___ Supplied records
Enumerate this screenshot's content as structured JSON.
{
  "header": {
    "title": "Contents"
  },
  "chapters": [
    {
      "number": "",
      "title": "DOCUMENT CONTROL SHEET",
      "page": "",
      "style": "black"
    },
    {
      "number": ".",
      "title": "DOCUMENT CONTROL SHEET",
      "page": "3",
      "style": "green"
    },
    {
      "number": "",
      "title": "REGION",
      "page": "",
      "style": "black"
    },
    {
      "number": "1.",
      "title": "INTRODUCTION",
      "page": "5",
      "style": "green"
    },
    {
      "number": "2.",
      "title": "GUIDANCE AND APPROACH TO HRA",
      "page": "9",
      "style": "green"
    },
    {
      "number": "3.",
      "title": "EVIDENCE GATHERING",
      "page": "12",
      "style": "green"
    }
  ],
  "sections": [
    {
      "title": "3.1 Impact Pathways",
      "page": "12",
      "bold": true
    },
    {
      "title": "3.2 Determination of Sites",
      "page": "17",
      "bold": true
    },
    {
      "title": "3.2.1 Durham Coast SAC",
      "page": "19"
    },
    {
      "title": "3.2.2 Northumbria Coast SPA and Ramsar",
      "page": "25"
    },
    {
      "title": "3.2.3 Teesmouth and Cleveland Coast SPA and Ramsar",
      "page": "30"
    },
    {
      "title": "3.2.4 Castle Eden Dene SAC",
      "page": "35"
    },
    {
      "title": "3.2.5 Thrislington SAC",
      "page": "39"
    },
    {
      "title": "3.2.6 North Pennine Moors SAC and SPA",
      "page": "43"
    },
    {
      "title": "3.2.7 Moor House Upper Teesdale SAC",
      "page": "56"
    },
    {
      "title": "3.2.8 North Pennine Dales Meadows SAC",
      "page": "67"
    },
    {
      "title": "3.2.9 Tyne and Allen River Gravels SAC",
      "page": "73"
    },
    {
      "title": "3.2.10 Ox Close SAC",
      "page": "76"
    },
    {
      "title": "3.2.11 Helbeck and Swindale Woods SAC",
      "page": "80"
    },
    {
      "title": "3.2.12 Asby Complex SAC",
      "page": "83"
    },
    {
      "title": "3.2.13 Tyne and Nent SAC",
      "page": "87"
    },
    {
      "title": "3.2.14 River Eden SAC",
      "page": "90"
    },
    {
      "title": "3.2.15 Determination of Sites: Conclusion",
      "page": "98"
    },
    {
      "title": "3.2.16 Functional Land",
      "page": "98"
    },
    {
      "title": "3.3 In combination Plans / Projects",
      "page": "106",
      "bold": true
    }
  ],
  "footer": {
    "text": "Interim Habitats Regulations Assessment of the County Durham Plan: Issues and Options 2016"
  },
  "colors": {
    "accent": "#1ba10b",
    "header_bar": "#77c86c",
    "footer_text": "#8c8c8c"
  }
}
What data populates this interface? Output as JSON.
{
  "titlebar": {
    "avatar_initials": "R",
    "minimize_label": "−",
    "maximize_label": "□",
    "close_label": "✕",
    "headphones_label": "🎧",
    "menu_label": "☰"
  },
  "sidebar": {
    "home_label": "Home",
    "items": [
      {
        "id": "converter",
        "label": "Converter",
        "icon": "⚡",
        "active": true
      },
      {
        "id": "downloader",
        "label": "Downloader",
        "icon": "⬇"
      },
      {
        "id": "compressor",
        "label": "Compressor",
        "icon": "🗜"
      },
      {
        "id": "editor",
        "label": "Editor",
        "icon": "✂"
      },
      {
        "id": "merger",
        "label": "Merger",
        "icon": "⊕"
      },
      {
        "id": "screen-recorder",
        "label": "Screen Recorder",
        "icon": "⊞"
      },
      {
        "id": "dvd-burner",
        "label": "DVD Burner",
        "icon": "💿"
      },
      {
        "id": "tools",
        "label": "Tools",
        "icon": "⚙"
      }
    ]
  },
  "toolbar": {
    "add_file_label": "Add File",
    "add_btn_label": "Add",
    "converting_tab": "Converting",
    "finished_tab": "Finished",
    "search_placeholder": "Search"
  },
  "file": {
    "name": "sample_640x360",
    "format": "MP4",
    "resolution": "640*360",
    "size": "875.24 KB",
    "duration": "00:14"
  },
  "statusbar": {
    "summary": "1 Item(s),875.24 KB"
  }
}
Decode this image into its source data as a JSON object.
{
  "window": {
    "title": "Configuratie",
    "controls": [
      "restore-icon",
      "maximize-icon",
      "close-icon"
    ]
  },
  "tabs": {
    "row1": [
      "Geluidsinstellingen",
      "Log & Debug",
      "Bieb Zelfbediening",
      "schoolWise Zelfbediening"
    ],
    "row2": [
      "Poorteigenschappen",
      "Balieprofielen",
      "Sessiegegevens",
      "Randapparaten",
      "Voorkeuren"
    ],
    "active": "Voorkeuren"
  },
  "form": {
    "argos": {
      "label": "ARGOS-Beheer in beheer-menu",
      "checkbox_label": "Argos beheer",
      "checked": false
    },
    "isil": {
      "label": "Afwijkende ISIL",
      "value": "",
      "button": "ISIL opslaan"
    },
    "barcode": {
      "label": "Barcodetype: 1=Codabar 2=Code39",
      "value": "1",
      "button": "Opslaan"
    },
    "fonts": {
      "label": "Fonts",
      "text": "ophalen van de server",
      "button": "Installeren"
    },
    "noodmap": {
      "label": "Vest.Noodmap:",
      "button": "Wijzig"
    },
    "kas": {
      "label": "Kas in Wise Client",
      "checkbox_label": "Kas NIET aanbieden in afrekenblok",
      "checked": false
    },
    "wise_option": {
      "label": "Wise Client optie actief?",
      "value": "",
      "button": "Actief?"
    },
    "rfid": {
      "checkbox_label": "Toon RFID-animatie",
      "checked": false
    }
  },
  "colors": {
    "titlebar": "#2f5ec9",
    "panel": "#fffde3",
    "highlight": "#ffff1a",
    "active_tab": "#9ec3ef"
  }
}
______
**Set task:** Search the data for "River". Copy every matching line.

**Complete answer:**
      "title": "3.2.9 Tyne and Allen River Gravels SAC",
      "title": "3.2.14 River Eden SAC",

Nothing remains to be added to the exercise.